**Excerpted passage**
+ + + +

Unable to write to 16bit register

Dear all,

with this simple code

void setup(){
  Serial.begin(57600);
  ICR1H = 35;
  ICR1L = 53;
  Serial.print(ICR1L); Serial.print(F("\t"));
  Serial.print(ICR1H); Serial.print(F("\n"));
}

I get this result to my Serial monitor

53 35

On the other hand when I try this

void setup(){
  Serial.begin(57600);
  OCR1AH = 81;
  OCR1AL = 18;
  Serial.print(OCRA1L); Serial.print(F("\t"));
  Serial.print(OCRA1H); Serial.print(F("\n"));
}

I get this result to my Serial monitor

18 0

When I try to read OCR1BH I always get 0 too
Output Compare Registers A/B shouldn't suppose to be a r/w register?
Writing HIGH byte first and reading it last shouldn't be the right sequence?

+ + + +

**Things to do**
1. Answer these questions using the post about the 16-bit register:
(a) What baud rate does each sketch pass to Serial.begin?
(b) What values does the first sketch assign to ICR1H and ICR1L?
(c) Which register does the writer say always reads as 0?
2. Translate this sentence from the post about the 16-bit register into Spanish: "When I try to read OCR1BH I always get 0 too"

**Available data**
+ + + +

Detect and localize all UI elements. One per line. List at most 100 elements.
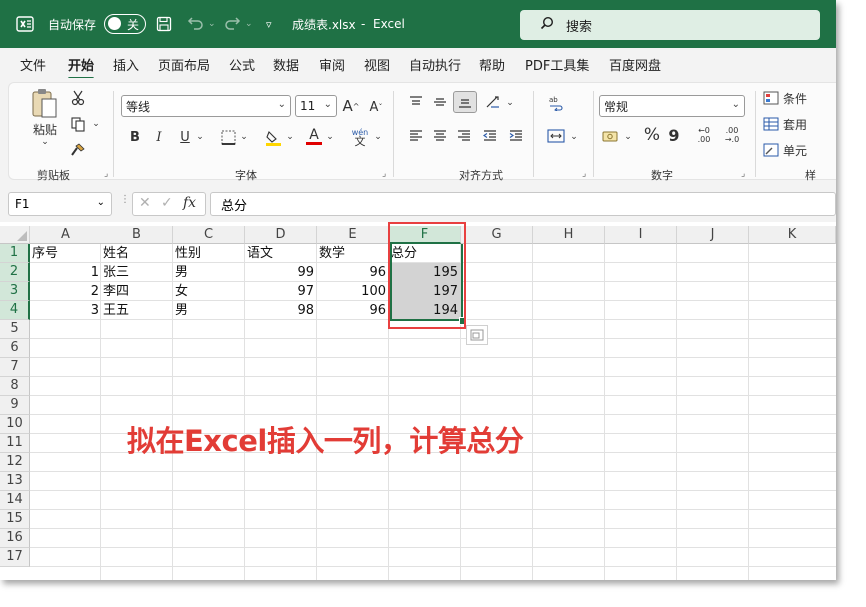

+ + + +

**Answers**
1.
(a) 57600
(b) ICR1H is assigned 35 and ICR1L is assigned 53.
(c) OCR1BH

2. Cuando intento leer OCR1BH también obtengo siempre 0